**COSE DA FARE:**
• a. Per ciascuna delle affermazioni (i), (ii) e (iii), indica se concorda con l'estratto sul giornalismo, rispondendo sì o no e citando alla lettera le parole dell'estratto che lo decidono: (i) Russell fu nominato cavaliere nel 1895; (ii) Russell preferiva servirsi del telegrafo per inviare i suoi testi; (iii) il padre della ragazzina se ne andò quando lei aveva dieci anni.
• b. Porta avanti l'estratto sul giornalismo a partire dalla sua ultima frase.

**ESTRATTO:**
%%
Questo triste episodio segnò l’apice della sua carriera di cronista. Nel 1870, all’epoca della guerra franco-prussiana e della Comune di Parigi, Russell dimostrava già tutti i suoi anni. Una nuova razza di giovani corrispondenti, come Archibald Forbes del «Daily News», era capace di impiegare al meglio il telegrafo e di inviare testi concisi e di grande impatto dal primo ufficio del telegrafo che riusciva a raggiungere. Russell, invece, preferiva i suoi comodi resoconti vergati a mano e spediti per posta. Era ancora capace di scrivere corrispondenze accurate e suggestive (per esempio, ricordò ai suoi compiaciuti lettori che gli egiziani avevano diritto al loro nazionalismo), ma non poteva più competere come cronista di attualità; così, nel giro di pochi anni, smise di fare il giornalista a tempo pieno. Si candidò al Parlamento, sposò una contessa, scrisse recensioni di libri e pezzi di colore per il «Times» (intorno ai sessant’anni visitò l’Ovest americano) e continuò a dirigere l’«Army and Navy Gazette». Nel 1895 fu nominato cavaliere per i servizi resi all’esercito. Morì dodici anni dopo, un mese prima di compiere 87 anni.
Oggi Russell sembra una figura di tempi lontanissimi, ma, come cronista che ha raccontato verità scomode e messo in dubbio adorati pregiudizi, ha avuto pochi pari. Le sue cronache dalla Crimea, dall’India e dagli Stati Uniti stanno a ricordarci che il giornalismo che davvero si fa sentire non è soltanto un atto di ricerca, di precisione e freddezza, ma soprattutto di coraggio morale.
Negli anni Quaranta viveva nel New Jersey una ragazzina che amava le storie. Non le storie di principesse, pony e fate, ma le storie dei giornali, quelle sul tipo di gente che non fa una fine molto felice. Gente come George Metesky «il Bombarolo Folle», il gangster «Lucky» Luciano e Willie Sutton «l’Attore», un rapinatore di banche armato di molto stile ma di nessuna coscienza. Furono questi, come avrebbe scritto in seguito, i principi delle tenebre della sua infanzia; e meno male che nelle loro storie trovò un po’ di poesia e di avventura, perché di queste, nella sua giovane esistenza, non ne conobbe granché. Il padre se n’era andato quando aveva sette anni, costringendo lei e la madre a tirare avanti alla bell’e meglio; lei aveva un aspetto goffo, troppo alta per la sua età e costretta a indossare indumenti smessi. Né era brava con le addizioni. «Non sarai mai buona a nulla», le disse una volta un’insegnante elementare di matematica davanti all’intera classe. «Nemmeno come donna di casa». La classe scoppiò a ridere e la ragazzina non poté far altro che restare seduta, magari a riflettere su che cosa avrebbe fatto all’insegnante il Bombarolo Folle se solo avesse saputo come era stata umiliata la sua giovane ammiratrice.
%%
(Record di annotazione spaziale)
%%
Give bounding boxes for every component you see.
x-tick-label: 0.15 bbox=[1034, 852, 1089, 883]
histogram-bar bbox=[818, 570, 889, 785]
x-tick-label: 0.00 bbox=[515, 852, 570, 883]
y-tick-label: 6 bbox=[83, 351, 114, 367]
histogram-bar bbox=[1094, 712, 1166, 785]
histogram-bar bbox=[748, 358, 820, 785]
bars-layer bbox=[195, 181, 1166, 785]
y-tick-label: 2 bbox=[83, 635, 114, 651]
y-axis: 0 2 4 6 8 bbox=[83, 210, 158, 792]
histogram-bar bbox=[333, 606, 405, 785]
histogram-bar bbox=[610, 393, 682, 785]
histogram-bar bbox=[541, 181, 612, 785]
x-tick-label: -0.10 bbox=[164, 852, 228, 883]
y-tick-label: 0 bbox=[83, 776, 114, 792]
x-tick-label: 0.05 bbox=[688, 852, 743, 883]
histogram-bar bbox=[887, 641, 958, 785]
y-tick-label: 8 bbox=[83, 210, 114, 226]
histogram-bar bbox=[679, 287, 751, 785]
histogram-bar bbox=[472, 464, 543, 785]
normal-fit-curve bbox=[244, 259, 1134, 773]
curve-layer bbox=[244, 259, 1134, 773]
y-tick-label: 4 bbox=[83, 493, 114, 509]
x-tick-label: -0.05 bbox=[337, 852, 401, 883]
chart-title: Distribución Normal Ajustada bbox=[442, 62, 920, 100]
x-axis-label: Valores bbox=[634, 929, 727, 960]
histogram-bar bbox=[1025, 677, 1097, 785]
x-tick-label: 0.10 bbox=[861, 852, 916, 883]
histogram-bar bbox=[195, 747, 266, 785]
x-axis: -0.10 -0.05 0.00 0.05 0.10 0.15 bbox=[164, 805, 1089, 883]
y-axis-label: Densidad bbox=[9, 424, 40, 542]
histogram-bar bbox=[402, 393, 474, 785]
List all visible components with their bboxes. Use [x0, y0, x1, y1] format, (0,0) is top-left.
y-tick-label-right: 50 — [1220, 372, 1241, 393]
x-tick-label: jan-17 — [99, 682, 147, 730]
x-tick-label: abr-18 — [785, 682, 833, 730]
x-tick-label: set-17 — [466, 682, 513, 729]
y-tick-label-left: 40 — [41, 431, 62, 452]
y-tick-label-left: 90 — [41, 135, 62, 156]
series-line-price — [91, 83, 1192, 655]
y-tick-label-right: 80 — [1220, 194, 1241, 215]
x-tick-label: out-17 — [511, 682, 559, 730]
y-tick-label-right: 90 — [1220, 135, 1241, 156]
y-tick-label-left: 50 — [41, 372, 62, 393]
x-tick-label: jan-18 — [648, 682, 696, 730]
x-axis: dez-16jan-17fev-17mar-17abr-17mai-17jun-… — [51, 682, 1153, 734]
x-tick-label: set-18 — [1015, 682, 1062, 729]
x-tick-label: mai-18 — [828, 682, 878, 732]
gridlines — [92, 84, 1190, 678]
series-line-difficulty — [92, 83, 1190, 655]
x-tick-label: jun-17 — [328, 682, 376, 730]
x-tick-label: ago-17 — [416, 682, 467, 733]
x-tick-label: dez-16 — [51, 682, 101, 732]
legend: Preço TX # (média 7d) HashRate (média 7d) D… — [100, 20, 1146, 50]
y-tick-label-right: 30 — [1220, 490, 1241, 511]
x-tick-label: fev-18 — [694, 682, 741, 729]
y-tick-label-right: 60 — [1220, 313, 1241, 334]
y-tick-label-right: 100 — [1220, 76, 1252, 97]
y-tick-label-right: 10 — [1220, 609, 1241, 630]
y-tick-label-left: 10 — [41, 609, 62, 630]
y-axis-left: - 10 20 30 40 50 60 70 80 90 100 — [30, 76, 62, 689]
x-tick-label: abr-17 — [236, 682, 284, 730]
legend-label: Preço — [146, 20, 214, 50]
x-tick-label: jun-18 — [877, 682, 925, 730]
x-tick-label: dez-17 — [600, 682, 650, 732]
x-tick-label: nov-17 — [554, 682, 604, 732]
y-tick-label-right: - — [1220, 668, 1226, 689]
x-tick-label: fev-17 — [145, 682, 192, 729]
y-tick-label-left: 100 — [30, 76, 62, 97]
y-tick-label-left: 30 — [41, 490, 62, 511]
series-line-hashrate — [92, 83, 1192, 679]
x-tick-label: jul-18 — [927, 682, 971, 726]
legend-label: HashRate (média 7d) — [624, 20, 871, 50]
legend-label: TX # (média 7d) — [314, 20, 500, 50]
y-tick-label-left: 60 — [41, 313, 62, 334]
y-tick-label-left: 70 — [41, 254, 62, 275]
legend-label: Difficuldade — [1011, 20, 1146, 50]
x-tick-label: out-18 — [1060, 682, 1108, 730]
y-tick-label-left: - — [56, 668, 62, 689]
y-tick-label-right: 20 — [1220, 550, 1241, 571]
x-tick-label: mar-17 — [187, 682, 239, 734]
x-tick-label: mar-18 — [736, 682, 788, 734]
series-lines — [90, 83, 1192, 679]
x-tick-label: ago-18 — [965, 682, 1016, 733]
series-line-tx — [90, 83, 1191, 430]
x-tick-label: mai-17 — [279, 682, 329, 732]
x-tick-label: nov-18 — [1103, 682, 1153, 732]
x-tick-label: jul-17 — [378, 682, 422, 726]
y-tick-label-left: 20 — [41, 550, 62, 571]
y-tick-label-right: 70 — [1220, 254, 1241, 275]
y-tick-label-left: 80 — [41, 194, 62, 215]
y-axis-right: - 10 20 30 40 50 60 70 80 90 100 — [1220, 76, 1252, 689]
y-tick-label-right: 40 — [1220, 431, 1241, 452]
%%
**RISPOSTE PUNTO PER PUNTO:**
• a.
(i) Sì: «Nel 1895 fu nominato cavaliere per i servizi resi all’esercito.»
(ii) No: «Russell, invece, preferiva i suoi comodi resoconti vergati a mano e spediti per posta.»
(iii) No: «Il padre se n’era andato quando aveva sette anni»

• b.
Per fortuna ci fu un’altra insegnante. Si chiamava Edna Mae Tunis e insegnò inglese alla ragazza che amava le storie. E un giorno, all’età di 11 anni, la ragazza scrisse una storia sua. Alla signora Tunis piacque tanto che la chiamò e le fece promettere davanti all’intera classe che un giorno le avrebbe dedicato un libro. Beh, la ragazza crebbe e d’un tratto fu come se davvero la vita desse ragione, tra le due maestre, all’insegnante di matematica. La ragazza fu presto nei guai, finendo in prima pagina sul quotidiano della sua città, Paterson, nel New Jersey, per aver investito un vecchio con l’automobile. Accumulava uno dietro l’altro lavori senza prospettive e, man mano che il tempo passava, come da pronostico, si rivelava buona proprio a nulla. A vent’anni, però, fece un viaggio a Miami e qui scoprì un’intera città di principi delle tenebre. E questi, ecco, avrebbero ispirato le sue storie da raccontare; perché la ragazza allampanata, rimproverata davanti a tutta la classe di non promettere nulla di buono, sarebbe diventata, attraverso una serie di incredibili avventure, prima giornalista e, poi, quello che probabilmente si può definire il miglior cronista di nera di tutti i tempi.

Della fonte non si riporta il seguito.